# Input

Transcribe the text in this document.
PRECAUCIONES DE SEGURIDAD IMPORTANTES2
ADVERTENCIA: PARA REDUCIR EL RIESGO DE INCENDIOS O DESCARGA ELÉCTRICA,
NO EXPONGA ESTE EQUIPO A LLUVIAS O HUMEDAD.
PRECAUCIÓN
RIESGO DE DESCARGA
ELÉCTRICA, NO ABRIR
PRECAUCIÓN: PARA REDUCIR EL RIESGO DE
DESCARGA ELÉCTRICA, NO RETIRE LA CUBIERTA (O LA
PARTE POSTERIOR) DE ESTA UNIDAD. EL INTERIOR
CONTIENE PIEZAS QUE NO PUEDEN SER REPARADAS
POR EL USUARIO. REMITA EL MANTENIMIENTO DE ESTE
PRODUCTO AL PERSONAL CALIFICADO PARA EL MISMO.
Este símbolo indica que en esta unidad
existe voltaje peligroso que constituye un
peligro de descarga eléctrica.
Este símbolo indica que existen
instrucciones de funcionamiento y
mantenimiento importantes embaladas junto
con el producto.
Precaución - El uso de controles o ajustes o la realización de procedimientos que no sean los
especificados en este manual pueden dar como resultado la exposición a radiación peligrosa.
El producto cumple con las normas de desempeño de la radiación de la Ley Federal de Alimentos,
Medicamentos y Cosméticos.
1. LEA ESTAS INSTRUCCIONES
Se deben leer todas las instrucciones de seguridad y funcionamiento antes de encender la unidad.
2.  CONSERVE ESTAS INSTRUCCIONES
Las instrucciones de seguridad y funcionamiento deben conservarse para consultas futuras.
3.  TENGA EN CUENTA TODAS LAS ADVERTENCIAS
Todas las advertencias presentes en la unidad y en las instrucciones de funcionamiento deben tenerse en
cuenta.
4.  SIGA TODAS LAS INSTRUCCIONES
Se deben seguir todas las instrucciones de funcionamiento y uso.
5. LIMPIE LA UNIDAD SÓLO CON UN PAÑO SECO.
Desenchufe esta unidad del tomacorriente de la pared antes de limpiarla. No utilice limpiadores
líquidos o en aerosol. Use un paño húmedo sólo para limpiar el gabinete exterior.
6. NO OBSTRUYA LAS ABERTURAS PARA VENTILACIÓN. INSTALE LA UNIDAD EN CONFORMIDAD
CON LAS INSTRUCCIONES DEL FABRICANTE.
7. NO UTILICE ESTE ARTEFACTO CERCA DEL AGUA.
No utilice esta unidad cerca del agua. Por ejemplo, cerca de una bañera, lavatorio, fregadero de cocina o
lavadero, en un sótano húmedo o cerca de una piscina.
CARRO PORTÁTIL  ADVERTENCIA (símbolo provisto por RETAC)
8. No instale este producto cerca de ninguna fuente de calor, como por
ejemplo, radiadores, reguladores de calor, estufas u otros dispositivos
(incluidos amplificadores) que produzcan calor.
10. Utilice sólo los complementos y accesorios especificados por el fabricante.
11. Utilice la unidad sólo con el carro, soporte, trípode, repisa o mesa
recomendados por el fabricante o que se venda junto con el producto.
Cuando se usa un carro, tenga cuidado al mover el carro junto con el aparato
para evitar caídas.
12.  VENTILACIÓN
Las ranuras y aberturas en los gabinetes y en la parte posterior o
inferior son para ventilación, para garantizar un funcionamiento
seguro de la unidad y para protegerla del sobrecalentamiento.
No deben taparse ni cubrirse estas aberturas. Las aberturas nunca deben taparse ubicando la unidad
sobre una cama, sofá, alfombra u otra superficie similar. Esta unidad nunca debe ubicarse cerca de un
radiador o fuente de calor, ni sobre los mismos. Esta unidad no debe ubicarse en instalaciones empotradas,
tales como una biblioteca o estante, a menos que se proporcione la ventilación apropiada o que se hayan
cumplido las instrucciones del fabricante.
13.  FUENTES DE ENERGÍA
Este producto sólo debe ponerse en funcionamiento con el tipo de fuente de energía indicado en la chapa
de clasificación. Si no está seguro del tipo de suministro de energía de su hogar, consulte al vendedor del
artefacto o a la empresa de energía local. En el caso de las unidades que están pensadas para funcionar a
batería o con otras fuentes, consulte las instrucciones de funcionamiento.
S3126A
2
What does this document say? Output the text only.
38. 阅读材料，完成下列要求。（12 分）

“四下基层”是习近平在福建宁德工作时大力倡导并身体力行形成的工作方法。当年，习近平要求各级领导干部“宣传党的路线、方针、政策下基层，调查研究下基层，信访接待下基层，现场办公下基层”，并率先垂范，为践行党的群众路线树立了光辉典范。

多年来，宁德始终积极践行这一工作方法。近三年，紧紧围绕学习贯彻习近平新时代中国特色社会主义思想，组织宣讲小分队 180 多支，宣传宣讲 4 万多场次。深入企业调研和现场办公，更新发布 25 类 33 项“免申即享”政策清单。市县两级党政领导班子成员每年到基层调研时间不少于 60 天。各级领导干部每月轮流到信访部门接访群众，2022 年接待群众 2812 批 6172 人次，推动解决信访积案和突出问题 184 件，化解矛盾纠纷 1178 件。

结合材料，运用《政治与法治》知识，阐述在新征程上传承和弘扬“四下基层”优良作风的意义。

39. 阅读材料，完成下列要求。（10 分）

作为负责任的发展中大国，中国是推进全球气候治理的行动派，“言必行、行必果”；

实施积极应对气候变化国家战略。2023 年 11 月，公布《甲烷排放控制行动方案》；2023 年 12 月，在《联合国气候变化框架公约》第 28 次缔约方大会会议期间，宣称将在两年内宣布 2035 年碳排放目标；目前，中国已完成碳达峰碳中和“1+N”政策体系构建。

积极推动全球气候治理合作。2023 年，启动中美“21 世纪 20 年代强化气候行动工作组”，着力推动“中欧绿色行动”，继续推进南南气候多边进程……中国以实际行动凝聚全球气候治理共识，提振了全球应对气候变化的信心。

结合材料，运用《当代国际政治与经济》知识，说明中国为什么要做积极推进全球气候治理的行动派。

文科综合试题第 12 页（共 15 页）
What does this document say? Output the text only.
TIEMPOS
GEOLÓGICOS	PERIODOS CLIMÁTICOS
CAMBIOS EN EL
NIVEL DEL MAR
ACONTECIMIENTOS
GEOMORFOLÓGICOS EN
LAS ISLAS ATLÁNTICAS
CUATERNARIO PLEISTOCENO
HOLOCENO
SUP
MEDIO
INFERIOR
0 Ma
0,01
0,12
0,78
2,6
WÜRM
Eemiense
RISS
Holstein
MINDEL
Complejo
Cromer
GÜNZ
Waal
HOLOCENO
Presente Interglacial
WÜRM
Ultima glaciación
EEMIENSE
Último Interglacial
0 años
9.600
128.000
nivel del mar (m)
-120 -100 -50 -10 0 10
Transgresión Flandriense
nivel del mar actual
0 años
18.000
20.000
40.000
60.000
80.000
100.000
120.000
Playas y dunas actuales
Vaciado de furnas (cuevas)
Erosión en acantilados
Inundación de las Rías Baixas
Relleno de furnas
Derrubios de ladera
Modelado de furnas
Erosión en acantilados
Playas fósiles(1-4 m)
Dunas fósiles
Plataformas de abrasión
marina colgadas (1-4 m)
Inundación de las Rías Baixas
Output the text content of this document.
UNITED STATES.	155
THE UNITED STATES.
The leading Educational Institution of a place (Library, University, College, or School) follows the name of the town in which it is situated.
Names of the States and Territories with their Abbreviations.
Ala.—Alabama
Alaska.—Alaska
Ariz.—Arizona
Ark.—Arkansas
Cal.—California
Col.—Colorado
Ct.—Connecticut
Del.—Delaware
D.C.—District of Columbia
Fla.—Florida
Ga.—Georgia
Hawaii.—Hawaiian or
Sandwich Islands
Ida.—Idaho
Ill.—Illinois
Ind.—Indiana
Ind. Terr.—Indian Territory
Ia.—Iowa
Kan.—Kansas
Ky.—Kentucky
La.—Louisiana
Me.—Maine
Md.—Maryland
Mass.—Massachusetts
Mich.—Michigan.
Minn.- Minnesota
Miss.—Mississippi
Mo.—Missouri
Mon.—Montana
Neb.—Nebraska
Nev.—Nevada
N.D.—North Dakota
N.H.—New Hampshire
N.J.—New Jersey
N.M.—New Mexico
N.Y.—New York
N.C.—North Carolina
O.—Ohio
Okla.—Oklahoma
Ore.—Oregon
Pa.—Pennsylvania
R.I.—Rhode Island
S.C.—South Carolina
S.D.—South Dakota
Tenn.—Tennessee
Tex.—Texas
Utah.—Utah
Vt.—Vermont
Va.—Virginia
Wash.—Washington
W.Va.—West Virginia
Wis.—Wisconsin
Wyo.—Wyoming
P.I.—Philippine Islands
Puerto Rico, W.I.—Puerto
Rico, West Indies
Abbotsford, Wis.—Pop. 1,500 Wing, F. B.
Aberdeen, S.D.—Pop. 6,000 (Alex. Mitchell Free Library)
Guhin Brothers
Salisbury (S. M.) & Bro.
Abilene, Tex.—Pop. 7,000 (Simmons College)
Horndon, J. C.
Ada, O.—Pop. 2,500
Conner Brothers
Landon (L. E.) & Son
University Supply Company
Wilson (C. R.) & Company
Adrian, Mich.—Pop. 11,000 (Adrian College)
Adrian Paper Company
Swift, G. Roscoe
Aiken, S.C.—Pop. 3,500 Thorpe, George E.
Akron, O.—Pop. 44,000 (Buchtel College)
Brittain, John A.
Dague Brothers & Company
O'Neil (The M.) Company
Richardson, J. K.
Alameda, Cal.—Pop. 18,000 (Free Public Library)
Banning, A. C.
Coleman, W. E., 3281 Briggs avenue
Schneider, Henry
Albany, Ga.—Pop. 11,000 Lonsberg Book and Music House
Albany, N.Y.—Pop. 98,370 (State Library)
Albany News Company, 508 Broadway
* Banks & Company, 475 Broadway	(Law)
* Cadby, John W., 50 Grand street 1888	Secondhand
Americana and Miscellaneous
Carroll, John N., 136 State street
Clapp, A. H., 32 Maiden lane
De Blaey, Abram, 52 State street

# Your instructions
Which lines include the word "Carolina"? Copy every one of them.

# Written reply
N.C.—North Carolina
S.C.—South Carolina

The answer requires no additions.